GIVEN RECORDS —

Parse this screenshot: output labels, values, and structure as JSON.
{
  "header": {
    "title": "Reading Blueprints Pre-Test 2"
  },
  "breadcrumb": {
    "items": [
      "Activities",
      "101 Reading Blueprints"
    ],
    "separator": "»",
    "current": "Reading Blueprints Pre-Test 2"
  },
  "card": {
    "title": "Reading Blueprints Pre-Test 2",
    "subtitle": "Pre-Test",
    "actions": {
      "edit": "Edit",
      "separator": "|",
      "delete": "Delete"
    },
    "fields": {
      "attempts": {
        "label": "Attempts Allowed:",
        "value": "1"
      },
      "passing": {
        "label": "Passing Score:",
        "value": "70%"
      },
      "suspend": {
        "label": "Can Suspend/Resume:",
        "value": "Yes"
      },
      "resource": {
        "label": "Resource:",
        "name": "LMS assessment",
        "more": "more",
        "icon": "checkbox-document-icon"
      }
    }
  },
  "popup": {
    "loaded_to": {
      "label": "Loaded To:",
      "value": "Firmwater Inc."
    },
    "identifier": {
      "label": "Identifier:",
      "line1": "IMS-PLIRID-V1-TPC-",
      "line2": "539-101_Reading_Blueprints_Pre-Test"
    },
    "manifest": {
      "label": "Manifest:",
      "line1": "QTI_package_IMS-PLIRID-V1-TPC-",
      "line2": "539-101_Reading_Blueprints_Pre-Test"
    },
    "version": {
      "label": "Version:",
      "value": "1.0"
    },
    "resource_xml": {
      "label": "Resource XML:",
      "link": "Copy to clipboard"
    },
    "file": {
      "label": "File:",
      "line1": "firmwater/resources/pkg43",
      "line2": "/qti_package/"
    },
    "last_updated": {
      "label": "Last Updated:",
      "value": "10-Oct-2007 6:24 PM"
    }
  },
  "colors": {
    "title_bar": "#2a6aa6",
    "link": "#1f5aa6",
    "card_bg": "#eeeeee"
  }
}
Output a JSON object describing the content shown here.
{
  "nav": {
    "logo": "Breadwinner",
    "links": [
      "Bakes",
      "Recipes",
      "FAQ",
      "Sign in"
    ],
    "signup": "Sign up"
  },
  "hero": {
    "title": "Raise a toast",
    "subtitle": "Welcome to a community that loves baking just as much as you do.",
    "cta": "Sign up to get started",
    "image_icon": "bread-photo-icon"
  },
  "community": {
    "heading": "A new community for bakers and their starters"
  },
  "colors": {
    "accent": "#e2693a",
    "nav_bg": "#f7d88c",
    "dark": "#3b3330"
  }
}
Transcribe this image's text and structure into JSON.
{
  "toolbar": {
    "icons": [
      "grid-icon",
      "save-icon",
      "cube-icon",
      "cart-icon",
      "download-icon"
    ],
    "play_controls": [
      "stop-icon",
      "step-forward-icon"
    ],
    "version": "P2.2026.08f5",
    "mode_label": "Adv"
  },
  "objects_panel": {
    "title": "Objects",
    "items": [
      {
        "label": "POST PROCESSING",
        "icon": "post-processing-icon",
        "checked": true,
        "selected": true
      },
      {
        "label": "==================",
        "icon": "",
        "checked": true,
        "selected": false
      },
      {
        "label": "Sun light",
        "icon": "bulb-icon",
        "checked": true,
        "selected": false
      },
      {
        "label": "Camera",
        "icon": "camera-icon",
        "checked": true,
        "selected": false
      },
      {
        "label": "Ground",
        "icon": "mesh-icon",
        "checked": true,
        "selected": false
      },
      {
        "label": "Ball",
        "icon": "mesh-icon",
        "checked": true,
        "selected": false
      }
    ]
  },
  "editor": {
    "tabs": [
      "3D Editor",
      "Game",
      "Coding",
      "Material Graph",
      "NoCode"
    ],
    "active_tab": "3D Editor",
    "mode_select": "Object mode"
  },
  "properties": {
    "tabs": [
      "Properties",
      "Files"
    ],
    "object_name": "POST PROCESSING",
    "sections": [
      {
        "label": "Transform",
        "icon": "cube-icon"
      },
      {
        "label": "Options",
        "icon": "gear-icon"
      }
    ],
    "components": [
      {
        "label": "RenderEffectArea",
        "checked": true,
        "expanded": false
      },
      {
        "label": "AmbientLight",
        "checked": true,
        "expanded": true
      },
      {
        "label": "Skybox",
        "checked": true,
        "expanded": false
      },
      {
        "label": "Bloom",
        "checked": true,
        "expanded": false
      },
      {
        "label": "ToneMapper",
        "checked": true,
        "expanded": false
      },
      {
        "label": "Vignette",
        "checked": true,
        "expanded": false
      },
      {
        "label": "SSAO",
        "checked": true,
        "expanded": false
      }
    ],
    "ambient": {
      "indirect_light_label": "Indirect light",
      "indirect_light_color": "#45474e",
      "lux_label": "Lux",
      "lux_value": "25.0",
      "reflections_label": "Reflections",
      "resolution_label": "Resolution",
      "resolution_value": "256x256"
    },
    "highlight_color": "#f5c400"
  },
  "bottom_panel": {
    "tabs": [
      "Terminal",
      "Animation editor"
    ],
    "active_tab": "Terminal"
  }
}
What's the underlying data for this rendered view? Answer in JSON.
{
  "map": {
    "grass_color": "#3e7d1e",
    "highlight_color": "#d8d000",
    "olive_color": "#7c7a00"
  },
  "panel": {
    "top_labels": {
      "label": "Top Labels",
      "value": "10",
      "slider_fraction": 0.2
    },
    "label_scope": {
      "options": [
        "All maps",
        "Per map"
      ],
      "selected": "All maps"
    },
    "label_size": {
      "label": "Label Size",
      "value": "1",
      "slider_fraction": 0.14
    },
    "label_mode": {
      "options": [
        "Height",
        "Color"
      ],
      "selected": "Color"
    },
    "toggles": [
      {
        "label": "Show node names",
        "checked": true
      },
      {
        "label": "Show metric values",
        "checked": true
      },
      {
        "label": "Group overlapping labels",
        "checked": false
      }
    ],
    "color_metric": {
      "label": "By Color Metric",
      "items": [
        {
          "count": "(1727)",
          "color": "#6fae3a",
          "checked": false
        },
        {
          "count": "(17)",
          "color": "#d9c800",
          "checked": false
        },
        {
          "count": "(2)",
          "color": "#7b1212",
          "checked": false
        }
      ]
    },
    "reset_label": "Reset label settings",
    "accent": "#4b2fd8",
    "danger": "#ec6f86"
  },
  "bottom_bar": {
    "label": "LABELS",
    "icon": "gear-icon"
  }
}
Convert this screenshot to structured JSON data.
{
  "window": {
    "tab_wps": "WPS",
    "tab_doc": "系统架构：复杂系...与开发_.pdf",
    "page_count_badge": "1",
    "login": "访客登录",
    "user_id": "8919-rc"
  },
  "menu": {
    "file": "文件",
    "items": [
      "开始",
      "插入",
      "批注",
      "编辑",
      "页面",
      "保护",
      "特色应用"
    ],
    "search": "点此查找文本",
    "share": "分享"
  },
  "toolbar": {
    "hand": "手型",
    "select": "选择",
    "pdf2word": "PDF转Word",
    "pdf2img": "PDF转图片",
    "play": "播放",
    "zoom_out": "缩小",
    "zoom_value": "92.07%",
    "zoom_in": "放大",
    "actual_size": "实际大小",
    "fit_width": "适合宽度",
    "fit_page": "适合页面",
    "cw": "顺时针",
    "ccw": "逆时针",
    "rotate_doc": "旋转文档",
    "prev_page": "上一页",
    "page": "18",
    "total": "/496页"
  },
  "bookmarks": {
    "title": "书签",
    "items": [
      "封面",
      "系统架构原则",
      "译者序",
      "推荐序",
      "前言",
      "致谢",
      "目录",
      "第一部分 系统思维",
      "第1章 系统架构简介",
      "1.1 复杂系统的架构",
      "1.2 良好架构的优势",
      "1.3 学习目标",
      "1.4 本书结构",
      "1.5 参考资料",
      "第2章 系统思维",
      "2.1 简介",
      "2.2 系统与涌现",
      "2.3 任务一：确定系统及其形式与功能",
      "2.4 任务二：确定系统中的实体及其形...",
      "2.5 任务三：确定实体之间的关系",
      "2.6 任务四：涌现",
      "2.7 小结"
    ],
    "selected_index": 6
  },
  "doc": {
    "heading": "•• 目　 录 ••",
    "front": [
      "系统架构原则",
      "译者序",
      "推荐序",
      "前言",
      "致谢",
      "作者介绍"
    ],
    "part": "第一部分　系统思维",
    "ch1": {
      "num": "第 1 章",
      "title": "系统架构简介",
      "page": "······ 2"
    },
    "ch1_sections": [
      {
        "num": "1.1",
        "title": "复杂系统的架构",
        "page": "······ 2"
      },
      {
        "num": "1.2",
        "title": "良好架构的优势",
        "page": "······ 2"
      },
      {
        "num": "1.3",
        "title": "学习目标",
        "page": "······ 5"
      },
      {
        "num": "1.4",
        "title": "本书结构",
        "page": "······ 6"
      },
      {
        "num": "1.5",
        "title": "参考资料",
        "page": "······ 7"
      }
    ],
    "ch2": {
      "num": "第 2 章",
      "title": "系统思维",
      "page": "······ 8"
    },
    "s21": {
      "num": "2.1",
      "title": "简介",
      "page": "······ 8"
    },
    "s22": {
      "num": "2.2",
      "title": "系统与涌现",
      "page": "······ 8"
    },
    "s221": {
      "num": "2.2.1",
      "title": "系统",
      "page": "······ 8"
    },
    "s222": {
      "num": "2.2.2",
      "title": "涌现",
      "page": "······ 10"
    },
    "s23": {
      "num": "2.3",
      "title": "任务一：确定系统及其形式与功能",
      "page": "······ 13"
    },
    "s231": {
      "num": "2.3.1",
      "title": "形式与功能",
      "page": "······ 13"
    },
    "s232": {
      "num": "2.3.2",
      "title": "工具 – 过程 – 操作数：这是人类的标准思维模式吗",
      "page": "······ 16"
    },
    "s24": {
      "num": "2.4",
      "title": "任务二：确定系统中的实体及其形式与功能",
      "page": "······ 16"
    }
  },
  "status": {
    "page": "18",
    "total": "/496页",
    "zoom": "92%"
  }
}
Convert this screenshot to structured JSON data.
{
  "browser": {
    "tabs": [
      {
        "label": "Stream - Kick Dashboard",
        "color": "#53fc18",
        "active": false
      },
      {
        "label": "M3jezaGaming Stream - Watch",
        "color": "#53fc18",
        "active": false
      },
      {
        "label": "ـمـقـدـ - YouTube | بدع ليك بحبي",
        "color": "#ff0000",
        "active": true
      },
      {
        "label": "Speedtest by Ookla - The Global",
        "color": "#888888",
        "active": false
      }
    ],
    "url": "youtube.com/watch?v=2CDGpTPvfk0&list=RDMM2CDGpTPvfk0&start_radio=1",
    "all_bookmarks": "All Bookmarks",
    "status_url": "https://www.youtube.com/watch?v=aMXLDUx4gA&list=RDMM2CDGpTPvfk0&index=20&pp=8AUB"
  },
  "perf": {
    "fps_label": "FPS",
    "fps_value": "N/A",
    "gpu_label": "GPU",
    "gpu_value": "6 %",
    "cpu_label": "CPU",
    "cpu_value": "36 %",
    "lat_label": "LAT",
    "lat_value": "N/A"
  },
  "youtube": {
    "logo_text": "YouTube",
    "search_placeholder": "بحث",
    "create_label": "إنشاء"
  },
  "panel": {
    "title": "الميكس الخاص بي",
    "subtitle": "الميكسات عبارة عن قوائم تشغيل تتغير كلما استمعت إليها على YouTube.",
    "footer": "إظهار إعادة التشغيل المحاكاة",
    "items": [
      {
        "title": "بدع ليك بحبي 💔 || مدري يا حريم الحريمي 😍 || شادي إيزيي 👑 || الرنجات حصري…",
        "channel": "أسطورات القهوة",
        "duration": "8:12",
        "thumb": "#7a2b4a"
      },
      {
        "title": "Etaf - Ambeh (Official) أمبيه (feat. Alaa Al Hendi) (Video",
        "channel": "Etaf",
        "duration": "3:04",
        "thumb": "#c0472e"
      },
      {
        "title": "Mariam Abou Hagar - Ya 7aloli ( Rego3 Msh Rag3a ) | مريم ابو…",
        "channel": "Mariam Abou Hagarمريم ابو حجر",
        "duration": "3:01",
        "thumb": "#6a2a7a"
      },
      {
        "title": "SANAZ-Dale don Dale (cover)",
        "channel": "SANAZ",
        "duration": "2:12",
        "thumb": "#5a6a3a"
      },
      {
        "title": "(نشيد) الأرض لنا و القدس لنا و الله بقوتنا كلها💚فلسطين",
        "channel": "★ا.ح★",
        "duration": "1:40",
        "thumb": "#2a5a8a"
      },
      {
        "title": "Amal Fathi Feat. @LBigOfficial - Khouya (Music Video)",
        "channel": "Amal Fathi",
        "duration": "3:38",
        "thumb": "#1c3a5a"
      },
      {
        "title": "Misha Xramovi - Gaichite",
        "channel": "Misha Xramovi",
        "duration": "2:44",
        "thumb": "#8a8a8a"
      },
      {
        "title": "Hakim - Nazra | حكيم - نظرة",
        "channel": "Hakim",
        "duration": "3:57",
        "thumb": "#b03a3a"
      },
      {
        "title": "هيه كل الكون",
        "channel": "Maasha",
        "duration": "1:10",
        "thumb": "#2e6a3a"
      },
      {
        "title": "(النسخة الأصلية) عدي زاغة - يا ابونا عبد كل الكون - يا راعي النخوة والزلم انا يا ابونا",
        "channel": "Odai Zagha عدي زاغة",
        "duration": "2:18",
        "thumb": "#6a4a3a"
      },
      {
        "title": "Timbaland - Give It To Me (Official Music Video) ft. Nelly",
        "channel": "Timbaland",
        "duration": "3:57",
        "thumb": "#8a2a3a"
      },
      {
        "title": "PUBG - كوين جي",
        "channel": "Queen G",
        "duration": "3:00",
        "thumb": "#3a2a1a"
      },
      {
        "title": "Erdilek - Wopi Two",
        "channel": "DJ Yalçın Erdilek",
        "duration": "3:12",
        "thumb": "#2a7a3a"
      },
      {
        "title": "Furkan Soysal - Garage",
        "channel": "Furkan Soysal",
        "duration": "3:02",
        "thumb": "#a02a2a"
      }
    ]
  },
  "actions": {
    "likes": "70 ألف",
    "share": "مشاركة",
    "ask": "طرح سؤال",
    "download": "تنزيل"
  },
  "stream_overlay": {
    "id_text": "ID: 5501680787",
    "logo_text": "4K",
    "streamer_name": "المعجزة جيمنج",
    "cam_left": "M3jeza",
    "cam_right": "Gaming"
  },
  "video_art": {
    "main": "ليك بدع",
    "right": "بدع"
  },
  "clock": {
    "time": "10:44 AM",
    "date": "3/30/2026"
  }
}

WORK INSTRUCTIONS —
Only lines with "SANAZ" are wanted here; list each of them.

SOLUTION TO THE PROBLEM —
        "title": "SANAZ-Dale don Dale (cover)",
        "channel": "SANAZ",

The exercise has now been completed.